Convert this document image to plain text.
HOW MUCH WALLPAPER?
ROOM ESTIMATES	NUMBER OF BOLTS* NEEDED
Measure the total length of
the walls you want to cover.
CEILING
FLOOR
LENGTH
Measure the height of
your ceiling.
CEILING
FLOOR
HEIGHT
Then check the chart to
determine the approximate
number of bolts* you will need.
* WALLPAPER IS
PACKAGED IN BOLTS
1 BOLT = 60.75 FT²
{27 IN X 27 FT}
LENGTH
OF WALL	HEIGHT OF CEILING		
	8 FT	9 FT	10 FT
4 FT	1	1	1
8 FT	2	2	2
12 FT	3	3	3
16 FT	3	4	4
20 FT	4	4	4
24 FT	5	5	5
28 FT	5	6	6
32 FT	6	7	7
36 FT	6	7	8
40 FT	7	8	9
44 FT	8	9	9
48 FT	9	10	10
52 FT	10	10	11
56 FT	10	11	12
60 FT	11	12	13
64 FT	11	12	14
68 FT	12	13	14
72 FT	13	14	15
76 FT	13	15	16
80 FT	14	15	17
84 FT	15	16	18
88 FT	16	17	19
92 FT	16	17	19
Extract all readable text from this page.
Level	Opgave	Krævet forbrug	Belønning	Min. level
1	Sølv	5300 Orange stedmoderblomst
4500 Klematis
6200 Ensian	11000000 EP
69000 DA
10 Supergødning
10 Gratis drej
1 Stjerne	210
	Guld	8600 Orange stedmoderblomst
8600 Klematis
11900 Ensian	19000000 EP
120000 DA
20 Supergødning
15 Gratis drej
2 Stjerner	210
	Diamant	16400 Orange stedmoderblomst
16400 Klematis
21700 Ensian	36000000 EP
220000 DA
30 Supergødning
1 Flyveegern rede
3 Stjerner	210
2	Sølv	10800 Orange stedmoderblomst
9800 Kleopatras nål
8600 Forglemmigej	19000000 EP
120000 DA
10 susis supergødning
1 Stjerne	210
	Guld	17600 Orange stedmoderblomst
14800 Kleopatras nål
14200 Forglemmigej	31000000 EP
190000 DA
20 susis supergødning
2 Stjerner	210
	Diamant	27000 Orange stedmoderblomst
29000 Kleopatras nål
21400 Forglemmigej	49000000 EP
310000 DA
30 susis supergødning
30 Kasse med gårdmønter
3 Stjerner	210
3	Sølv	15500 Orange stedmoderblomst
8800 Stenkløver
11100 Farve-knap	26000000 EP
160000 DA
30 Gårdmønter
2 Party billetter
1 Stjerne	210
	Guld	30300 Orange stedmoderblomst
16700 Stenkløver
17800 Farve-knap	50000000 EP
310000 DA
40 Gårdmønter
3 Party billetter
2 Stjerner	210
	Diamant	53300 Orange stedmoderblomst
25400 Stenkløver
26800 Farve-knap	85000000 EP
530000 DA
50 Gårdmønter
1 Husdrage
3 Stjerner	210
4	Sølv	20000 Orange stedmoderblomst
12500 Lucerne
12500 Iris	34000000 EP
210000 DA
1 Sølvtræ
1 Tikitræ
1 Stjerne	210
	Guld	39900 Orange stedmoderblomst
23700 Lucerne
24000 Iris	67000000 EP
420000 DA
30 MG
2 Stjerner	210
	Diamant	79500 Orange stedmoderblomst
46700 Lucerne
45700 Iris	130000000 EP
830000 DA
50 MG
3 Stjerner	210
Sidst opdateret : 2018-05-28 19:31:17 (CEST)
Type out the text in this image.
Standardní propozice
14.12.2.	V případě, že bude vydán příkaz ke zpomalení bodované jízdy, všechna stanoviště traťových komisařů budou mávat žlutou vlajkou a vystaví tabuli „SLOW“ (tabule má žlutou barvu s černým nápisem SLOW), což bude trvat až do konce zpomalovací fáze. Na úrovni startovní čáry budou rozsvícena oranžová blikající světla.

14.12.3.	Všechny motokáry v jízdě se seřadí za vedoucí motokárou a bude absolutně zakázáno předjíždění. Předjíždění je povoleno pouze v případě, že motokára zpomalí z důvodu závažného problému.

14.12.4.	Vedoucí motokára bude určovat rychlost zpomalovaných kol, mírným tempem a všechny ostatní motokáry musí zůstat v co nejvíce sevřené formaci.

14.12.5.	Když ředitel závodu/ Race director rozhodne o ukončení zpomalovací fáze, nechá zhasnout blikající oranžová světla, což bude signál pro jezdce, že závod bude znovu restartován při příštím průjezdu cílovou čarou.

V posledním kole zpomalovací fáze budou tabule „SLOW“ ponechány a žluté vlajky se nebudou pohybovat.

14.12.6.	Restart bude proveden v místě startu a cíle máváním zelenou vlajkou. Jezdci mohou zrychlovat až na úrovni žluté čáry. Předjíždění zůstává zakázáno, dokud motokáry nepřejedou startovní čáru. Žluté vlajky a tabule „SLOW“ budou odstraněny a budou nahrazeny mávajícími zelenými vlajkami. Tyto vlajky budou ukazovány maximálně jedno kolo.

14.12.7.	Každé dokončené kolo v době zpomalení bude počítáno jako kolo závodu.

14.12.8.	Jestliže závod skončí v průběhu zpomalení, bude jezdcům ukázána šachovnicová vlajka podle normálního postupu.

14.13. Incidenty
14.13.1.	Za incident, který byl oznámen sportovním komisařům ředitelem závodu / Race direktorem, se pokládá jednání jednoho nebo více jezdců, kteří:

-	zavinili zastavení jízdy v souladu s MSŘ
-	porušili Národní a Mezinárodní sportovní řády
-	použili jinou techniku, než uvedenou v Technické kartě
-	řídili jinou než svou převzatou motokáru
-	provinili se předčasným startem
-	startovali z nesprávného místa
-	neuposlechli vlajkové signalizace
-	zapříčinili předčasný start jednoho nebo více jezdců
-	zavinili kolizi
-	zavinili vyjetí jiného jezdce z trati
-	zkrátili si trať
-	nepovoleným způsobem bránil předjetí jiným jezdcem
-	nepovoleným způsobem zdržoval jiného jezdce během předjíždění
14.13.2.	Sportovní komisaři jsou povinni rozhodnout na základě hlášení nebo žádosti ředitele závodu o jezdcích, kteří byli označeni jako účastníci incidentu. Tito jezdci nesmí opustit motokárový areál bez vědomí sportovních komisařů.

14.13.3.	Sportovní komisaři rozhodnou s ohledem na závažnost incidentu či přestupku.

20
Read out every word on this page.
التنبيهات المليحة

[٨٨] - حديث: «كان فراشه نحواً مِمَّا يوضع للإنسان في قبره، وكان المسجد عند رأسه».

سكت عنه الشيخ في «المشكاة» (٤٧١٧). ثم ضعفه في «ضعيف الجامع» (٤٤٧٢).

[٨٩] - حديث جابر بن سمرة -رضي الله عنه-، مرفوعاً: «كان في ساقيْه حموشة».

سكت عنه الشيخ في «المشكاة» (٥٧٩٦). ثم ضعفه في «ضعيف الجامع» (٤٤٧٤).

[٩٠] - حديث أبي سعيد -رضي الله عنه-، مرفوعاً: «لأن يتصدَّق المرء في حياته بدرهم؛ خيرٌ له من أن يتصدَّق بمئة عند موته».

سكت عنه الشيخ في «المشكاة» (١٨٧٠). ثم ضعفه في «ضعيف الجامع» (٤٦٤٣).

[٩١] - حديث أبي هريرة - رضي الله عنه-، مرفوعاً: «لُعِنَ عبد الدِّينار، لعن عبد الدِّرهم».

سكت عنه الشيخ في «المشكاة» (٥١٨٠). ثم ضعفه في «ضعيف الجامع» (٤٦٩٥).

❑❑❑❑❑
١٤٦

◆ Aim ◆
Above are some records; extract every one of them exactly.

◆ Task answer ◆
Convert this document image to plain text.
HOW MUCH WALLPAPER?
ROOM ESTIMATES	NUMBER OF BOLTS* NEEDED
Measure the total length of
the walls you want to cover.
CEILING
FLOOR
LENGTH
Measure the height of
your ceiling.
CEILING
FLOOR
HEIGHT
Then check the chart to
determine the approximate
number of bolts* you will need.
* WALLPAPER IS
PACKAGED IN BOLTS
1 BOLT = 60.75 FT²
{27 IN X 27 FT}
LENGTH
OF WALL	HEIGHT OF CEILING		
	8 FT	9 FT	10 FT
4 FT	1	1	1
8 FT	2	2	2
12 FT	3	3	3
16 FT	3	4	4
20 FT	4	4	4
24 FT	5	5	5
28 FT	5	6	6
32 FT	6	7	7
36 FT	6	7	8
40 FT	7	8	9
44 FT	8	9	9
48 FT	9	10	10
52 FT	10	10	11
56 FT	10	11	12
60 FT	11	12	13
64 FT	11	12	14
68 FT	12	13	14
72 FT	13	14	15
76 FT	13	15	16
80 FT	14	15	17
84 FT	15	16	18
88 FT	16	17	19
92 FT	16	17	19
Extract all readable text from this page.
Level	Opgave	Krævet forbrug	Belønning	Min. level
1	Sølv	5300 Orange stedmoderblomst
4500 Klematis
6200 Ensian	11000000 EP
69000 DA
10 Supergødning
10 Gratis drej
1 Stjerne	210
	Guld	8600 Orange stedmoderblomst
8600 Klematis
11900 Ensian	19000000 EP
120000 DA
20 Supergødning
15 Gratis drej
2 Stjerner	210
	Diamant	16400 Orange stedmoderblomst
16400 Klematis
21700 Ensian	36000000 EP
220000 DA
30 Supergødning
1 Flyveegern rede
3 Stjerner	210
2	Sølv	10800 Orange stedmoderblomst
9800 Kleopatras nål
8600 Forglemmigej	19000000 EP
120000 DA
10 susis supergødning
1 Stjerne	210
	Guld	17600 Orange stedmoderblomst
14800 Kleopatras nål
14200 Forglemmigej	31000000 EP
190000 DA
20 susis supergødning
2 Stjerner	210
	Diamant	27000 Orange stedmoderblomst
29000 Kleopatras nål
21400 Forglemmigej	49000000 EP
310000 DA
30 susis supergødning
30 Kasse med gårdmønter
3 Stjerner	210
3	Sølv	15500 Orange stedmoderblomst
8800 Stenkløver
11100 Farve-knap	26000000 EP
160000 DA
30 Gårdmønter
2 Party billetter
1 Stjerne	210
	Guld	30300 Orange stedmoderblomst
16700 Stenkløver
17800 Farve-knap	50000000 EP
310000 DA
40 Gårdmønter
3 Party billetter
2 Stjerner	210
	Diamant	53300 Orange stedmoderblomst
25400 Stenkløver
26800 Farve-knap	85000000 EP
530000 DA
50 Gårdmønter
1 Husdrage
3 Stjerner	210
4	Sølv	20000 Orange stedmoderblomst
12500 Lucerne
12500 Iris	34000000 EP
210000 DA
1 Sølvtræ
1 Tikitræ
1 Stjerne	210
	Guld	39900 Orange stedmoderblomst
23700 Lucerne
24000 Iris	67000000 EP
420000 DA
30 MG
2 Stjerner	210
	Diamant	79500 Orange stedmoderblomst
46700 Lucerne
45700 Iris	130000000 EP
830000 DA
50 MG
3 Stjerner	210
Sidst opdateret : 2018-05-28 19:31:17 (CEST)
Type out the text in this image.
Standardní propozice
14.12.2.	V případě, že bude vydán příkaz ke zpomalení bodované jízdy, všechna stanoviště traťových komisařů budou mávat žlutou vlajkou a vystaví tabuli „SLOW“ (tabule má žlutou barvu s černým nápisem SLOW), což bude trvat až do konce zpomalovací fáze. Na úrovni startovní čáry budou rozsvícena oranžová blikající světla.

14.12.3.	Všechny motokáry v jízdě se seřadí za vedoucí motokárou a bude absolutně zakázáno předjíždění. Předjíždění je povoleno pouze v případě, že motokára zpomalí z důvodu závažného problému.

14.12.4.	Vedoucí motokára bude určovat rychlost zpomalovaných kol, mírným tempem a všechny ostatní motokáry musí zůstat v co nejvíce sevřené formaci.

14.12.5.	Když ředitel závodu/ Race director rozhodne o ukončení zpomalovací fáze, nechá zhasnout blikající oranžová světla, což bude signál pro jezdce, že závod bude znovu restartován při příštím průjezdu cílovou čarou.

V posledním kole zpomalovací fáze budou tabule „SLOW“ ponechány a žluté vlajky se nebudou pohybovat.

14.12.6.	Restart bude proveden v místě startu a cíle máváním zelenou vlajkou. Jezdci mohou zrychlovat až na úrovni žluté čáry. Předjíždění zůstává zakázáno, dokud motokáry nepřejedou startovní čáru. Žluté vlajky a tabule „SLOW“ budou odstraněny a budou nahrazeny mávajícími zelenými vlajkami. Tyto vlajky budou ukazovány maximálně jedno kolo.

14.12.7.	Každé dokončené kolo v době zpomalení bude počítáno jako kolo závodu.

14.12.8.	Jestliže závod skončí v průběhu zpomalení, bude jezdcům ukázána šachovnicová vlajka podle normálního postupu.

14.13. Incidenty
14.13.1.	Za incident, který byl oznámen sportovním komisařům ředitelem závodu / Race direktorem, se pokládá jednání jednoho nebo více jezdců, kteří:

-	zavinili zastavení jízdy v souladu s MSŘ
-	porušili Národní a Mezinárodní sportovní řády
-	použili jinou techniku, než uvedenou v Technické kartě
-	řídili jinou než svou převzatou motokáru
-	provinili se předčasným startem
-	startovali z nesprávného místa
-	neuposlechli vlajkové signalizace
-	zapříčinili předčasný start jednoho nebo více jezdců
-	zavinili kolizi
-	zavinili vyjetí jiného jezdce z trati
-	zkrátili si trať
-	nepovoleným způsobem bránil předjetí jiným jezdcem
-	nepovoleným způsobem zdržoval jiného jezdce během předjíždění
14.13.2.	Sportovní komisaři jsou povinni rozhodnout na základě hlášení nebo žádosti ředitele závodu o jezdcích, kteří byli označeni jako účastníci incidentu. Tito jezdci nesmí opustit motokárový areál bez vědomí sportovních komisařů.

14.13.3.	Sportovní komisaři rozhodnou s ohledem na závažnost incidentu či přestupku.

20
Read out every word on this page.
التنبيهات المليحة

[٨٨] - حديث: «كان فراشه نحواً مِمَّا يوضع للإنسان في قبره، وكان المسجد عند رأسه».

سكت عنه الشيخ في «المشكاة» (٤٧١٧). ثم ضعفه في «ضعيف الجامع» (٤٤٧٢).

[٨٩] - حديث جابر بن سمرة -رضي الله عنه-، مرفوعاً: «كان في ساقيْه حموشة».

سكت عنه الشيخ في «المشكاة» (٥٧٩٦). ثم ضعفه في «ضعيف الجامع» (٤٤٧٤).

[٩٠] - حديث أبي سعيد -رضي الله عنه-، مرفوعاً: «لأن يتصدَّق المرء في حياته بدرهم؛ خيرٌ له من أن يتصدَّق بمئة عند موته».

سكت عنه الشيخ في «المشكاة» (١٨٧٠). ثم ضعفه في «ضعيف الجامع» (٤٦٤٣).

[٩١] - حديث أبي هريرة - رضي الله عنه-، مرفوعاً: «لُعِنَ عبد الدِّينار، لعن عبد الدِّرهم».

سكت عنه الشيخ في «المشكاة» (٥١٨٠). ثم ضعفه في «ضعيف الجامع» (٤٦٩٥).

❑❑❑❑❑
١٤٦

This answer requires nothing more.